Saved entries:
* * * *

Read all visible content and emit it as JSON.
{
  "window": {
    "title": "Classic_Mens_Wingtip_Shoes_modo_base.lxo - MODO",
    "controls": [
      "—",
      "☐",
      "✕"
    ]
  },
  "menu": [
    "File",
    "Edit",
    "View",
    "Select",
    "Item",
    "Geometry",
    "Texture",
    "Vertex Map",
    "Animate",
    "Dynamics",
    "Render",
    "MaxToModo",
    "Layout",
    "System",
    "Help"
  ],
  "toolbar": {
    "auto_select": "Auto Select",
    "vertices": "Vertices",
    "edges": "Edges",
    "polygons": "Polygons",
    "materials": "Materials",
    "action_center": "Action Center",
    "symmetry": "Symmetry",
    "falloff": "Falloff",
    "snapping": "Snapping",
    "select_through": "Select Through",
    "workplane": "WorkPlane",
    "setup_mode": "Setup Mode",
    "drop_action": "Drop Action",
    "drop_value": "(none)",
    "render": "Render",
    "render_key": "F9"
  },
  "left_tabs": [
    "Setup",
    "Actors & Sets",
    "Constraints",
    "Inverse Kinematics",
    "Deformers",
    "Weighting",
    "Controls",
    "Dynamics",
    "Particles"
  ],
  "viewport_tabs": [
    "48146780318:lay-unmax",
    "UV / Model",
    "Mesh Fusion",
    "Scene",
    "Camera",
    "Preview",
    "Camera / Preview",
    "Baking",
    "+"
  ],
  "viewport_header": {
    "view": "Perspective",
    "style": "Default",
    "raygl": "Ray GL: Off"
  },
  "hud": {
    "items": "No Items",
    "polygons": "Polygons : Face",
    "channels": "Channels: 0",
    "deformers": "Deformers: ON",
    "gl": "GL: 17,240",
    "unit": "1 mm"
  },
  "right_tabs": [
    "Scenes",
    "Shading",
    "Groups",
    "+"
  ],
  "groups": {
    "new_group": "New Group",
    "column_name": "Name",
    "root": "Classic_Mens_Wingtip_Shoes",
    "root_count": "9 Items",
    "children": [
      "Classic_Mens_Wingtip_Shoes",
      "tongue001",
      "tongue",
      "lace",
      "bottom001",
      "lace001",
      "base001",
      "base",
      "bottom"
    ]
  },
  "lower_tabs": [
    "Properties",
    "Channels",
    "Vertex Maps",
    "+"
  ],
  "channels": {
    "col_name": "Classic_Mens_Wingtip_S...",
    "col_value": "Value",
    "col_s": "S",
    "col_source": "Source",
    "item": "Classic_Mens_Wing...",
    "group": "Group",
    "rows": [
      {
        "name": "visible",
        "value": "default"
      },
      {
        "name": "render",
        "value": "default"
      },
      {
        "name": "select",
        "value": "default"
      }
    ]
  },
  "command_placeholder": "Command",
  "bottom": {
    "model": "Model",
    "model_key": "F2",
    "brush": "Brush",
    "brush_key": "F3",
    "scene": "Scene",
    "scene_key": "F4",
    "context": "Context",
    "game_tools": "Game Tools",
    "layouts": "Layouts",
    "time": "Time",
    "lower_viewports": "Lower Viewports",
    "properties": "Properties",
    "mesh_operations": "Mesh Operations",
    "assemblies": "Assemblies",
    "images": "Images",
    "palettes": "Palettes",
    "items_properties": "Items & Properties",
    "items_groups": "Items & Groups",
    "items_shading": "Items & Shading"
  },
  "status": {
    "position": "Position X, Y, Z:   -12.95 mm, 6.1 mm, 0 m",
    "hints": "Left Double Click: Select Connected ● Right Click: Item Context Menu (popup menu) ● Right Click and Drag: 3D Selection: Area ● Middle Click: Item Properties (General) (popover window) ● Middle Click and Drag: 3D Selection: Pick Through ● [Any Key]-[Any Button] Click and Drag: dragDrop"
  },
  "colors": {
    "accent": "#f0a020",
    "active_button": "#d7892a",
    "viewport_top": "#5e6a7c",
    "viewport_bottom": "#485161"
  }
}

* * * *

Required work
Your task is to reproduce the whole listing exactly.

Result of the exercise
Read all visible content and emit it as JSON.
{
  "window": {
    "title": "Classic_Mens_Wingtip_Shoes_modo_base.lxo - MODO",
    "controls": [
      "—",
      "☐",
      "✕"
    ]
  },
  "menu": [
    "File",
    "Edit",
    "View",
    "Select",
    "Item",
    "Geometry",
    "Texture",
    "Vertex Map",
    "Animate",
    "Dynamics",
    "Render",
    "MaxToModo",
    "Layout",
    "System",
    "Help"
  ],
  "toolbar": {
    "auto_select": "Auto Select",
    "vertices": "Vertices",
    "edges": "Edges",
    "polygons": "Polygons",
    "materials": "Materials",
    "action_center": "Action Center",
    "symmetry": "Symmetry",
    "falloff": "Falloff",
    "snapping": "Snapping",
    "select_through": "Select Through",
    "workplane": "WorkPlane",
    "setup_mode": "Setup Mode",
    "drop_action": "Drop Action",
    "drop_value": "(none)",
    "render": "Render",
    "render_key": "F9"
  },
  "left_tabs": [
    "Setup",
    "Actors & Sets",
    "Constraints",
    "Inverse Kinematics",
    "Deformers",
    "Weighting",
    "Controls",
    "Dynamics",
    "Particles"
  ],
  "viewport_tabs": [
    "48146780318:lay-unmax",
    "UV / Model",
    "Mesh Fusion",
    "Scene",
    "Camera",
    "Preview",
    "Camera / Preview",
    "Baking",
    "+"
  ],
  "viewport_header": {
    "view": "Perspective",
    "style": "Default",
    "raygl": "Ray GL: Off"
  },
  "hud": {
    "items": "No Items",
    "polygons": "Polygons : Face",
    "channels": "Channels: 0",
    "deformers": "Deformers: ON",
    "gl": "GL: 17,240",
    "unit": "1 mm"
  },
  "right_tabs": [
    "Scenes",
    "Shading",
    "Groups",
    "+"
  ],
  "groups": {
    "new_group": "New Group",
    "column_name": "Name",
    "root": "Classic_Mens_Wingtip_Shoes",
    "root_count": "9 Items",
    "children": [
      "Classic_Mens_Wingtip_Shoes",
      "tongue001",
      "tongue",
      "lace",
      "bottom001",
      "lace001",
      "base001",
      "base",
      "bottom"
    ]
  },
  "lower_tabs": [
    "Properties",
    "Channels",
    "Vertex Maps",
    "+"
  ],
  "channels": {
    "col_name": "Classic_Mens_Wingtip_S...",
    "col_value": "Value",
    "col_s": "S",
    "col_source": "Source",
    "item": "Classic_Mens_Wing...",
    "group": "Group",
    "rows": [
      {
        "name": "visible",
        "value": "default"
      },
      {
        "name": "render",
        "value": "default"
      },
      {
        "name": "select",
        "value": "default"
      }
    ]
  },
  "command_placeholder": "Command",
  "bottom": {
    "model": "Model",
    "model_key": "F2",
    "brush": "Brush",
    "brush_key": "F3",
    "scene": "Scene",
    "scene_key": "F4",
    "context": "Context",
    "game_tools": "Game Tools",
    "layouts": "Layouts",
    "time": "Time",
    "lower_viewports": "Lower Viewports",
    "properties": "Properties",
    "mesh_operations": "Mesh Operations",
    "assemblies": "Assemblies",
    "images": "Images",
    "palettes": "Palettes",
    "items_properties": "Items & Properties",
    "items_groups": "Items & Groups",
    "items_shading": "Items & Shading"
  },
  "status": {
    "position": "Position X, Y, Z:   -12.95 mm, 6.1 mm, 0 m",
    "hints": "Left Double Click: Select Connected ● Right Click: Item Context Menu (popup menu) ● Right Click and Drag: 3D Selection: Area ● Middle Click: Item Properties (General) (popover window) ● Middle Click and Drag: 3D Selection: Pick Through ● [Any Key]-[Any Button] Click and Drag: dragDrop"
  },
  "colors": {
    "accent": "#f0a020",
    "active_button": "#d7892a",
    "viewport_top": "#5e6a7c",
    "viewport_bottom": "#485161"
  }
}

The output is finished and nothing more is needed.